■ WRITTEN EXERCISE
Set down the whole listing verbatim.

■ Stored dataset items
-- -- --

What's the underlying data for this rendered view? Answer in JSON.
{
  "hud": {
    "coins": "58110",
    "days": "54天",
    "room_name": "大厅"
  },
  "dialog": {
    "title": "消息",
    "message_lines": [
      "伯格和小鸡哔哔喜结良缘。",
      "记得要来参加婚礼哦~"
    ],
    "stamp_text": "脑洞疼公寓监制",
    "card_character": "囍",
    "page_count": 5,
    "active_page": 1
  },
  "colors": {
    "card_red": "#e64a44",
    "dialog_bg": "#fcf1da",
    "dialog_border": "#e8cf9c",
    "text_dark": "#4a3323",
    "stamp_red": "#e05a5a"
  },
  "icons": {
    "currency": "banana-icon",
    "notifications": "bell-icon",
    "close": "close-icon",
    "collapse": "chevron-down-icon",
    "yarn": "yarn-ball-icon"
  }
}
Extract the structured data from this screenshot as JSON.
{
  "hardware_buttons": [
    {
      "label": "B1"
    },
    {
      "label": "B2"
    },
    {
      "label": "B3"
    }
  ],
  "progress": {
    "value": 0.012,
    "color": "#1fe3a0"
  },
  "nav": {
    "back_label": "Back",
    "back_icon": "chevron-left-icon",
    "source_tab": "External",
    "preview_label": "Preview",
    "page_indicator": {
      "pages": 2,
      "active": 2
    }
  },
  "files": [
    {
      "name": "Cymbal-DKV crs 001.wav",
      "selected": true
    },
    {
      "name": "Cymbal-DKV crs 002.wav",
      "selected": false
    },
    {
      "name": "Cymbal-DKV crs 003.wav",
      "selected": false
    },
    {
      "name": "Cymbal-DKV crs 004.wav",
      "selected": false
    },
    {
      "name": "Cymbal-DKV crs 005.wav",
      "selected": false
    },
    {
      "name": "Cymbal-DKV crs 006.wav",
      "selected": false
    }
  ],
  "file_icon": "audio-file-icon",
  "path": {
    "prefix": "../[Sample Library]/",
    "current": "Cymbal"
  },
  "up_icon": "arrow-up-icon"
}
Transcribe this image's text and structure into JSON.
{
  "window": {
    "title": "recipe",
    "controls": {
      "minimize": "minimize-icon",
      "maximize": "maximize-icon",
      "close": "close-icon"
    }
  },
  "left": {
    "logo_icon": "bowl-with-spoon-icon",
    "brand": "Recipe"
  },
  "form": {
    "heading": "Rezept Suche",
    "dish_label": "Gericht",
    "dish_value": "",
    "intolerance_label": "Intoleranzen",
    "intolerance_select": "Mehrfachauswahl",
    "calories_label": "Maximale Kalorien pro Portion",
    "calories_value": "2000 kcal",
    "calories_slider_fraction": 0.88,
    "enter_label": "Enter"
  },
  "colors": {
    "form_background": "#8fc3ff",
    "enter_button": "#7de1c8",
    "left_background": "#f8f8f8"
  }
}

-- -- --

■ RESPONSE TO THIS TASK
What's the underlying data for this rendered view? Answer in JSON.
{
  "hud": {
    "coins": "58110",
    "days": "54天",
    "room_name": "大厅"
  },
  "dialog": {
    "title": "消息",
    "message_lines": [
      "伯格和小鸡哔哔喜结良缘。",
      "记得要来参加婚礼哦~"
    ],
    "stamp_text": "脑洞疼公寓监制",
    "card_character": "囍",
    "page_count": 5,
    "active_page": 1
  },
  "colors": {
    "card_red": "#e64a44",
    "dialog_bg": "#fcf1da",
    "dialog_border": "#e8cf9c",
    "text_dark": "#4a3323",
    "stamp_red": "#e05a5a"
  },
  "icons": {
    "currency": "banana-icon",
    "notifications": "bell-icon",
    "close": "close-icon",
    "collapse": "chevron-down-icon",
    "yarn": "yarn-ball-icon"
  }
}
Extract the structured data from this screenshot as JSON.
{
  "hardware_buttons": [
    {
      "label": "B1"
    },
    {
      "label": "B2"
    },
    {
      "label": "B3"
    }
  ],
  "progress": {
    "value": 0.012,
    "color": "#1fe3a0"
  },
  "nav": {
    "back_label": "Back",
    "back_icon": "chevron-left-icon",
    "source_tab": "External",
    "preview_label": "Preview",
    "page_indicator": {
      "pages": 2,
      "active": 2
    }
  },
  "files": [
    {
      "name": "Cymbal-DKV crs 001.wav",
      "selected": true
    },
    {
      "name": "Cymbal-DKV crs 002.wav",
      "selected": false
    },
    {
      "name": "Cymbal-DKV crs 003.wav",
      "selected": false
    },
    {
      "name": "Cymbal-DKV crs 004.wav",
      "selected": false
    },
    {
      "name": "Cymbal-DKV crs 005.wav",
      "selected": false
    },
    {
      "name": "Cymbal-DKV crs 006.wav",
      "selected": false
    }
  ],
  "file_icon": "audio-file-icon",
  "path": {
    "prefix": "../[Sample Library]/",
    "current": "Cymbal"
  },
  "up_icon": "arrow-up-icon"
}
Transcribe this image's text and structure into JSON.
{
  "window": {
    "title": "recipe",
    "controls": {
      "minimize": "minimize-icon",
      "maximize": "maximize-icon",
      "close": "close-icon"
    }
  },
  "left": {
    "logo_icon": "bowl-with-spoon-icon",
    "brand": "Recipe"
  },
  "form": {
    "heading": "Rezept Suche",
    "dish_label": "Gericht",
    "dish_value": "",
    "intolerance_label": "Intoleranzen",
    "intolerance_select": "Mehrfachauswahl",
    "calories_label": "Maximale Kalorien pro Portion",
    "calories_value": "2000 kcal",
    "calories_slider_fraction": 0.88,
    "enter_label": "Enter"
  },
  "colors": {
    "form_background": "#8fc3ff",
    "enter_button": "#7de1c8",
    "left_background": "#f8f8f8"
  }
}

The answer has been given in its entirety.